● **Objective**: What is the number of lines holding the word "Projects"? Give that number alone.

Dataset records
^^^^
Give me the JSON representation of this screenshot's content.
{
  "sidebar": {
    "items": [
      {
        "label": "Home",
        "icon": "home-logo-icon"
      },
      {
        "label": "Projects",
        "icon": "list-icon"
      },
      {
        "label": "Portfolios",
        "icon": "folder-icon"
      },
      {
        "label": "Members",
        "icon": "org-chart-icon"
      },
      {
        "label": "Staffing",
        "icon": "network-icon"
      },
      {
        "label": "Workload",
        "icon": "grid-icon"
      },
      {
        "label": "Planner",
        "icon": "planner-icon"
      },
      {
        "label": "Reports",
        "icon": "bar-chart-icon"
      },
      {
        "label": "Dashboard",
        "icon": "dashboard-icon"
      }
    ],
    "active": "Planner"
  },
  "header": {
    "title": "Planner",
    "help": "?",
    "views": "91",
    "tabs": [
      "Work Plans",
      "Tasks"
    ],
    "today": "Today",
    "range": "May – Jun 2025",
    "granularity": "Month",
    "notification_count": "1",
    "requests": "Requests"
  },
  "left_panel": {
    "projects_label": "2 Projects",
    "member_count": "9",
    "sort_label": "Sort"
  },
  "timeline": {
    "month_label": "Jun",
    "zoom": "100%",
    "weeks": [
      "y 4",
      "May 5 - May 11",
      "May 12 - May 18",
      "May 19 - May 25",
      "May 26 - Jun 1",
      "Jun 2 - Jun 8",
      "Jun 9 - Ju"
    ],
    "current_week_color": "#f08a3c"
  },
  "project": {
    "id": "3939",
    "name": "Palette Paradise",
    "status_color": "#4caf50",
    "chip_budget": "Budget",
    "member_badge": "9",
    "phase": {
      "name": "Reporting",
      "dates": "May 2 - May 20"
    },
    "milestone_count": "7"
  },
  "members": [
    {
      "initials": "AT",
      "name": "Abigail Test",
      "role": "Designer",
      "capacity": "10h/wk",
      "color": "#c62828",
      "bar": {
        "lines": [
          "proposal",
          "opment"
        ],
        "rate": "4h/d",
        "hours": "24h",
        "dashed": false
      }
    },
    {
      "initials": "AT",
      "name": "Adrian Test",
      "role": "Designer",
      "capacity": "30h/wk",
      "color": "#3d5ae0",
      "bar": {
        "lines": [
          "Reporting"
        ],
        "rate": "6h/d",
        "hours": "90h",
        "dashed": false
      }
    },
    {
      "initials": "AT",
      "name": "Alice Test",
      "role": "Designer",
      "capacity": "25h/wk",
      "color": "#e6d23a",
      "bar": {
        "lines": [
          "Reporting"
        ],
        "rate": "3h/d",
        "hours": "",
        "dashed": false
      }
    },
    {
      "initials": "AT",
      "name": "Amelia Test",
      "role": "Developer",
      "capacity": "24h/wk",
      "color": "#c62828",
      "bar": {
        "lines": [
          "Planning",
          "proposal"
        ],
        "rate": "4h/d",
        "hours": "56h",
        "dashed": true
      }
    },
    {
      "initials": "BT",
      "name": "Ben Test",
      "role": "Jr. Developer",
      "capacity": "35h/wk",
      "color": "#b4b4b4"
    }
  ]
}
^^^^
● **Response**: 2